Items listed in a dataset
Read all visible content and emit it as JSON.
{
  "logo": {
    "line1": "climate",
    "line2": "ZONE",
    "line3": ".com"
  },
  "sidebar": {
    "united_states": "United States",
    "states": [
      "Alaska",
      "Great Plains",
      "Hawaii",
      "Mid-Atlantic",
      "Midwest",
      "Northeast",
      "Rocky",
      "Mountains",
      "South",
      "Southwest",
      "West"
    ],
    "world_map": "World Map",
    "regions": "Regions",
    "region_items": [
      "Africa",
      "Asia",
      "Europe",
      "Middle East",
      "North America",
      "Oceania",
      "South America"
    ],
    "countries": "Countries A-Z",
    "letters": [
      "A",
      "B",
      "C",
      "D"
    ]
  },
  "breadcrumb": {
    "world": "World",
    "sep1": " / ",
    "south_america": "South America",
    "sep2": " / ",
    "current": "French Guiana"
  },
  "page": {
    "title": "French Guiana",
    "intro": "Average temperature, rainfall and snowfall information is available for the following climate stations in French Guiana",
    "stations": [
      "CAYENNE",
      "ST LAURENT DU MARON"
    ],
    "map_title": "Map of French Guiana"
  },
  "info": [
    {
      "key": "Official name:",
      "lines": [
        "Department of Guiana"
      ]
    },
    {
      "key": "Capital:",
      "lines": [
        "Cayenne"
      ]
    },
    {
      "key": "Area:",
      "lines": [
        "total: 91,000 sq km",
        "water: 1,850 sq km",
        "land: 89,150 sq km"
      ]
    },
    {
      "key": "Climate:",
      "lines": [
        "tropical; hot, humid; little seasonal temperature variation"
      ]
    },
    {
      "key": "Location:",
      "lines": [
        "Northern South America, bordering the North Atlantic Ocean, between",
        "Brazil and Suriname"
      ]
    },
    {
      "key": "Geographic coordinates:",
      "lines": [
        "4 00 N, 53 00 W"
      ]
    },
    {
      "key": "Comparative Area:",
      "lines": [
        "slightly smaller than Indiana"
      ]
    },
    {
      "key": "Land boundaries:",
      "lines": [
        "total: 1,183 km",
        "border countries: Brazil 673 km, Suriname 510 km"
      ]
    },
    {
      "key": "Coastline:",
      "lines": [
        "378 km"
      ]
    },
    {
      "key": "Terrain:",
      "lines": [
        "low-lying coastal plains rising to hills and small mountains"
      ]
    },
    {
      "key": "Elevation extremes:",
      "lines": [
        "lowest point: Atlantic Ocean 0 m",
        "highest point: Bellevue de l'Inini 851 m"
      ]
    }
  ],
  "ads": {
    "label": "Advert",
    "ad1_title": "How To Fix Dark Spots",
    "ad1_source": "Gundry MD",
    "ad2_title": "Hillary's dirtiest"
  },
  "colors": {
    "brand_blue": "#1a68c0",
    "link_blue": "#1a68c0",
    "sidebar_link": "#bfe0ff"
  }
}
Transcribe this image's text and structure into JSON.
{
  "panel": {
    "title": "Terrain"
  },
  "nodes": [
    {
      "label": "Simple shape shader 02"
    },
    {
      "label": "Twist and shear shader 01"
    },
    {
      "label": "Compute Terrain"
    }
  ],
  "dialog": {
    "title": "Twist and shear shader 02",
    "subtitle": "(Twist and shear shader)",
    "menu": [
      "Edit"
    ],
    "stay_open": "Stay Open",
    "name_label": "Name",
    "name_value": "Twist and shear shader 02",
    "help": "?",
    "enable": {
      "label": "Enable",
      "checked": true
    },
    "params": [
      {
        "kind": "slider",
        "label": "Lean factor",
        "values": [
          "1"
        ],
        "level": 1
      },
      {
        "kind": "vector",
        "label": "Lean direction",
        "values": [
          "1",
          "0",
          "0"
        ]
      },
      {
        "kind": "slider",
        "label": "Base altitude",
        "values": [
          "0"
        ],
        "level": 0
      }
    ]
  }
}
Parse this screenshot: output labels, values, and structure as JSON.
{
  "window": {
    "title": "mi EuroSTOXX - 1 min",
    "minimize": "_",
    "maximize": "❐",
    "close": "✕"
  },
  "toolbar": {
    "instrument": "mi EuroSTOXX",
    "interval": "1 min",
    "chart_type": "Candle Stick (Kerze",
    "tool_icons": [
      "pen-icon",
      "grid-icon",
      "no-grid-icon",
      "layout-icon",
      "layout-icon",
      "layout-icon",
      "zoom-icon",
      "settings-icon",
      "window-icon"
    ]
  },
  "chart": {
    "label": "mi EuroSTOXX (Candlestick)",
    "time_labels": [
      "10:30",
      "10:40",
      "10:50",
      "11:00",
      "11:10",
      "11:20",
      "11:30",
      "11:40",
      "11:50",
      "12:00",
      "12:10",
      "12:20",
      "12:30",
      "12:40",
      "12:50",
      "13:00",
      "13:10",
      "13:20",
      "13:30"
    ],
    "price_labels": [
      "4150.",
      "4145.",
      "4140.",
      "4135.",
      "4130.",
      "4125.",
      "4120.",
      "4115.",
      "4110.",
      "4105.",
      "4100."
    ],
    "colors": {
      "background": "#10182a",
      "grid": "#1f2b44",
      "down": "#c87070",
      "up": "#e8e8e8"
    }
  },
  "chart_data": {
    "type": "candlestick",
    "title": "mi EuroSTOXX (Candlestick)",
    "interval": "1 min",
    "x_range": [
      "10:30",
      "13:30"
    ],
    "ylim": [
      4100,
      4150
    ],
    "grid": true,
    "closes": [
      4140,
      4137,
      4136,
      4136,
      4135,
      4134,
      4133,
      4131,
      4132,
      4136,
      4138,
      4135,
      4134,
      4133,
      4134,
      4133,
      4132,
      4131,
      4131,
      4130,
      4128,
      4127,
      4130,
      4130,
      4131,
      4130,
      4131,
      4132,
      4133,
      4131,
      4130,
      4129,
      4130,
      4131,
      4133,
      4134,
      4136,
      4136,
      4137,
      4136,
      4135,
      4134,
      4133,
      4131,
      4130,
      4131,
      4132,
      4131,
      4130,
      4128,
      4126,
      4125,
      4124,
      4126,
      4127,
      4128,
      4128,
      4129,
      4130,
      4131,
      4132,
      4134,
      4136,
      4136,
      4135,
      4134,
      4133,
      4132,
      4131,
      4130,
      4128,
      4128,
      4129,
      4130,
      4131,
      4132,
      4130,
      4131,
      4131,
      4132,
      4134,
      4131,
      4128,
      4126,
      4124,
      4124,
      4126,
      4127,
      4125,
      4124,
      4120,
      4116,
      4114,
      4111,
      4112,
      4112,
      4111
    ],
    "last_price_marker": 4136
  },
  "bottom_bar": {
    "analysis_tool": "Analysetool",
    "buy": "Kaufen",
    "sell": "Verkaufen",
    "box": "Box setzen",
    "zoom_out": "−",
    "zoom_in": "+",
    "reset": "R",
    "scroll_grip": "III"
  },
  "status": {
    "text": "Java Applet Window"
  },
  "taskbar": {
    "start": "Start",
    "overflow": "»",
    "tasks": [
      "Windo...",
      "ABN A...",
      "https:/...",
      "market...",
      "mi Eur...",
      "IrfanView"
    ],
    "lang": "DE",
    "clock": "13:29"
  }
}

__TASK__:
Pull every line containing the word "Brazil" out of the entries above.

__OUTPUT__:
        "Brazil and Suriname"
        "border countries: Brazil 673 km, Suriname 510 km"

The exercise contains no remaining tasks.